◆ YOUR GOAL
Wherever the word "Função" appears in a line, copy that line.

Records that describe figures
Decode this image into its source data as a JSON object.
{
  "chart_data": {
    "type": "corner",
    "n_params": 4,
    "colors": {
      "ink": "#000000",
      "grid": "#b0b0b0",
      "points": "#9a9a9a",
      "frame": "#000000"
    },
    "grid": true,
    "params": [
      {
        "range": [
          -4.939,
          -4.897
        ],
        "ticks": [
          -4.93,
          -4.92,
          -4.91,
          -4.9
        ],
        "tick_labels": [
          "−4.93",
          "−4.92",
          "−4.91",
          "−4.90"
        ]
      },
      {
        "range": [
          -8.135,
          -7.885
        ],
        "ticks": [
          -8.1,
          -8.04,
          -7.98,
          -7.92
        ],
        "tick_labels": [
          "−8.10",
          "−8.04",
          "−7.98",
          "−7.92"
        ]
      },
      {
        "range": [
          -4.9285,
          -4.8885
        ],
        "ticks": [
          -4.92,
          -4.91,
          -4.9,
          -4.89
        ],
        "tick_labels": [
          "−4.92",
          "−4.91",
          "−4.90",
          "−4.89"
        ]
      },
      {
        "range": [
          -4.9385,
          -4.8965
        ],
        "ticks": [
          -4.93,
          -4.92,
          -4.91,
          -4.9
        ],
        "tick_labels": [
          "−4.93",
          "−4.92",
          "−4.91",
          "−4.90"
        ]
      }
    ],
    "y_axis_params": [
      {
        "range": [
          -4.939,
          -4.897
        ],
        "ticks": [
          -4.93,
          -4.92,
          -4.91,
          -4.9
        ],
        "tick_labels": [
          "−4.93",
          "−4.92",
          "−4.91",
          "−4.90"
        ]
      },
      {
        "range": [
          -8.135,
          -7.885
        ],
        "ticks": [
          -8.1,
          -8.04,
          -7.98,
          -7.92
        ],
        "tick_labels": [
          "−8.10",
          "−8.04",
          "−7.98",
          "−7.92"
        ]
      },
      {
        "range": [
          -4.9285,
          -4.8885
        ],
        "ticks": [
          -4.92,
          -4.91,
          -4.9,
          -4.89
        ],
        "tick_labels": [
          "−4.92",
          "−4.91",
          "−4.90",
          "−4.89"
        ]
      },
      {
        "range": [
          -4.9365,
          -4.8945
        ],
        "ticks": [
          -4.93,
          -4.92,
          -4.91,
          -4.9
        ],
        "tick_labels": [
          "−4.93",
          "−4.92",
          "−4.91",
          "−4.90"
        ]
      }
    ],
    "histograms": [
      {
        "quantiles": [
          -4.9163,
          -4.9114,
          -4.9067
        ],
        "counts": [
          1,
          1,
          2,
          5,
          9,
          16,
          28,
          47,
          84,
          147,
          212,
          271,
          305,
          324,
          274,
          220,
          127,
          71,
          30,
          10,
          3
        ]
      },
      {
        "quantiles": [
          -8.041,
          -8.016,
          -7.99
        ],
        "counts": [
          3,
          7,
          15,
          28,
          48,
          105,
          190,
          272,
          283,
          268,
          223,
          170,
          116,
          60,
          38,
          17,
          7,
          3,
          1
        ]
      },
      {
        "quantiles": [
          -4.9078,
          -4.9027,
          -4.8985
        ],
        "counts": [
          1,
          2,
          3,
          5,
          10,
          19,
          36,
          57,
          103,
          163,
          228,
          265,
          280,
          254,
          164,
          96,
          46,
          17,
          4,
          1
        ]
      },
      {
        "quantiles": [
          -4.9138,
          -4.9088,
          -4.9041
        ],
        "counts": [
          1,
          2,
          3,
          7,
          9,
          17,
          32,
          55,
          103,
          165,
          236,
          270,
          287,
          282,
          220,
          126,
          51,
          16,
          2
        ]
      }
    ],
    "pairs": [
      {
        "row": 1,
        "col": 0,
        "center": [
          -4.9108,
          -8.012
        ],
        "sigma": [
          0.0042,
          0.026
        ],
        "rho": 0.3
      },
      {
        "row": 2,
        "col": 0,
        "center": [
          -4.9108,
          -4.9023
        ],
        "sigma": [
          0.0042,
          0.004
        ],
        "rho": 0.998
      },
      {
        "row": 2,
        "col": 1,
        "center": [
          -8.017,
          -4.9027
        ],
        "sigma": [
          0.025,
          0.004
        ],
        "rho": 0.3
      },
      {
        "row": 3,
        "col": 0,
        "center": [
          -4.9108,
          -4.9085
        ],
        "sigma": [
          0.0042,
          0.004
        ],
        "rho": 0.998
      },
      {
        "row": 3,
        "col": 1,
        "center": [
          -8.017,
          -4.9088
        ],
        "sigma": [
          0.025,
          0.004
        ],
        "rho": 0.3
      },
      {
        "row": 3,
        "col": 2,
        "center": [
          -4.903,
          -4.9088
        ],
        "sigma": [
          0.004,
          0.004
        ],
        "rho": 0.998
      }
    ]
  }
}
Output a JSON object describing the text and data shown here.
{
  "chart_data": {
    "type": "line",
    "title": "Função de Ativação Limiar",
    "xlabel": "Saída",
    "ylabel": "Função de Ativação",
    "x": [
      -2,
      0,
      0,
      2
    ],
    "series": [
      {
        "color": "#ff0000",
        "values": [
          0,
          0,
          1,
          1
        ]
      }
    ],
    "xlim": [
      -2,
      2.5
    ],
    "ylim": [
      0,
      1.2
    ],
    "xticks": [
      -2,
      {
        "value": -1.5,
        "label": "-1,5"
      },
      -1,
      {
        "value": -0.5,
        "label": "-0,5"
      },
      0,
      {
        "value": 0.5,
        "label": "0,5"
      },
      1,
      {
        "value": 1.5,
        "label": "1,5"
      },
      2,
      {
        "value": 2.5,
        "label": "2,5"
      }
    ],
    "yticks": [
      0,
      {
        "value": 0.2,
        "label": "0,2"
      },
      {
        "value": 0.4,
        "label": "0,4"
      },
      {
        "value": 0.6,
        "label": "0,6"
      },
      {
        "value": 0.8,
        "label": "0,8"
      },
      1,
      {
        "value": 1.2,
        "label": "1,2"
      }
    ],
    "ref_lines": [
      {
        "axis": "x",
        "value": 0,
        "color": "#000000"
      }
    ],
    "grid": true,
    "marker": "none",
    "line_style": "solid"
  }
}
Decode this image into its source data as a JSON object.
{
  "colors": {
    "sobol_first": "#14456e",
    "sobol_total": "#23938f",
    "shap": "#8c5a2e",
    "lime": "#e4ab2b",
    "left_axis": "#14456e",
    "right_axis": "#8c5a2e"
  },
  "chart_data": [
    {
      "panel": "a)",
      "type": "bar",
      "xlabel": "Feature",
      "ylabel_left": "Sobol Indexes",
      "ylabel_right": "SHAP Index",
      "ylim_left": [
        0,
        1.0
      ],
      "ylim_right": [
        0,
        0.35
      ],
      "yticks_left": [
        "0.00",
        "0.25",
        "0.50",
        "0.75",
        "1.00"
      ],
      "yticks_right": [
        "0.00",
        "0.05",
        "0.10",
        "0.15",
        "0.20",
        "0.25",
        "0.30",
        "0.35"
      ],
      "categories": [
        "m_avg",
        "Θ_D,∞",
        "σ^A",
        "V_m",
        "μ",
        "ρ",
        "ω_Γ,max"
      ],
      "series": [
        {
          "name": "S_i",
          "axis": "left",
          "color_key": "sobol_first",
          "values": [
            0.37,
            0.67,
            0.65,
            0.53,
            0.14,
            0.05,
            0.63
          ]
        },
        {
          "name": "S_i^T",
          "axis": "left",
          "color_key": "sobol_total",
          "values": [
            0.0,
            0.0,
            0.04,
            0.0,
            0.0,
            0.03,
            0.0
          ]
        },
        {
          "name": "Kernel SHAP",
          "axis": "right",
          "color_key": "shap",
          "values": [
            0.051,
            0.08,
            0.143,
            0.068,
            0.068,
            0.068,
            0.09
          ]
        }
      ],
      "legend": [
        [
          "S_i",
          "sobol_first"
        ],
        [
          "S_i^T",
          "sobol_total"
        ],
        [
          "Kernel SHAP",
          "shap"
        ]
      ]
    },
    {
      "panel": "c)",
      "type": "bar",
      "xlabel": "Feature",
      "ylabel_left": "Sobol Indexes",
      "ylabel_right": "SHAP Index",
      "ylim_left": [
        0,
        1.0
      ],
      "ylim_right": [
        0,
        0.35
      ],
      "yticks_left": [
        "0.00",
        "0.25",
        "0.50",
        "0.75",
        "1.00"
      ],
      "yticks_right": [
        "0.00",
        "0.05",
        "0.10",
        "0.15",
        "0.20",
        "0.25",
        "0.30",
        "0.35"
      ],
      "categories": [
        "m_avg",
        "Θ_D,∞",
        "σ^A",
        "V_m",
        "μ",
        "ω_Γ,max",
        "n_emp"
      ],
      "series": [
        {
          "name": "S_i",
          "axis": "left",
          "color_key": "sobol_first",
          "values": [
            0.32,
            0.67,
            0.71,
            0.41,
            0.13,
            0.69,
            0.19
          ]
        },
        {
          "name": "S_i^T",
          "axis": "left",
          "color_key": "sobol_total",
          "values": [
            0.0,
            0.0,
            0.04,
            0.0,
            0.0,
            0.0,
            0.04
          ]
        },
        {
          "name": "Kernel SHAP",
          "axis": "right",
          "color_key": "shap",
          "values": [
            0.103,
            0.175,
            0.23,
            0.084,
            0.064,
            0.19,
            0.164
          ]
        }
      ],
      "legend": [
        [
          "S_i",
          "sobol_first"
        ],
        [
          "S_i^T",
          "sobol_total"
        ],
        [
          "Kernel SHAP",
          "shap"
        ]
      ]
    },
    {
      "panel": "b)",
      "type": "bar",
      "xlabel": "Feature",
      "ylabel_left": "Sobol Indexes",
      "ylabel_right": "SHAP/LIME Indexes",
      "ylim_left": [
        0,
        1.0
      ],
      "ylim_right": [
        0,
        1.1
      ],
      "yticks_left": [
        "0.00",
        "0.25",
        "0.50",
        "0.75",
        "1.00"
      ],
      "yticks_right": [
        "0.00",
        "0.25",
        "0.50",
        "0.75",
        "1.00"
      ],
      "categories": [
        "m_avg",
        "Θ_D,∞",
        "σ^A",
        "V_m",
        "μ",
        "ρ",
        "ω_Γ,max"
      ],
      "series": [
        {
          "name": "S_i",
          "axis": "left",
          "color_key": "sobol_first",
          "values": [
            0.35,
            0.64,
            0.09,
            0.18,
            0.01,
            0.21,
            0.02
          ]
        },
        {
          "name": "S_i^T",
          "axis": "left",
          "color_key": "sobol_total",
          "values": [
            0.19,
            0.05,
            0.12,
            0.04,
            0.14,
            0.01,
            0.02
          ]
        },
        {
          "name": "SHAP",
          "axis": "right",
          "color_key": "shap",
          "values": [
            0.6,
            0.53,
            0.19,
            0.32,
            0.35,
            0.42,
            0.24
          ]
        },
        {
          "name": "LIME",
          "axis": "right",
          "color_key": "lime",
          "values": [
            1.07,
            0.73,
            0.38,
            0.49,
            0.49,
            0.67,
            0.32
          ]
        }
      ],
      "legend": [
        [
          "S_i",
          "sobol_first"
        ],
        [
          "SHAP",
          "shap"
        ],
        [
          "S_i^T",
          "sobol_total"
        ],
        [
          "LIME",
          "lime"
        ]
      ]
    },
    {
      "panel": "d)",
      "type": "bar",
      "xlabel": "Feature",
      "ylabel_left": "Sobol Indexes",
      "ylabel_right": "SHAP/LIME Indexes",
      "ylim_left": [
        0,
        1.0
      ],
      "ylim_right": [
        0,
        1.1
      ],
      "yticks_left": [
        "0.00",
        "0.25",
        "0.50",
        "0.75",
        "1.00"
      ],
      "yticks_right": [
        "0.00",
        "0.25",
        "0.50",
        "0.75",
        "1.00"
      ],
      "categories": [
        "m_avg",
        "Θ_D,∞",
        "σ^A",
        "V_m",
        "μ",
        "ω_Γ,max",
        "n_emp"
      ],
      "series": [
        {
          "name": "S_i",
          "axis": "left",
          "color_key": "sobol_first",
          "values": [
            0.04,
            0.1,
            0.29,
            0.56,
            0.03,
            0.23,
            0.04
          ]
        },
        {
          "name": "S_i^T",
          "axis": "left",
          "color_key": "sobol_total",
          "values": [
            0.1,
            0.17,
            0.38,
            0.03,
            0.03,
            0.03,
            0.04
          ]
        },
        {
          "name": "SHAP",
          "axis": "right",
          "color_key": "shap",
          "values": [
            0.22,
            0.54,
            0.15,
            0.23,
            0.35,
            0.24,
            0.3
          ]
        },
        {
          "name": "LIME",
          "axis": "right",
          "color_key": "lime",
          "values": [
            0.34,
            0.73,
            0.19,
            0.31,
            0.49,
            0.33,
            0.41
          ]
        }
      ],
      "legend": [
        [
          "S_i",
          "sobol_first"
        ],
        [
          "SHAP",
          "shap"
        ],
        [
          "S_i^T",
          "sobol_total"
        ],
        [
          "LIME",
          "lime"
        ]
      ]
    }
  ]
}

◆ FULL OUTPUT
    "title": "Função de Ativação Limiar",
    "ylabel": "Função de Ativação",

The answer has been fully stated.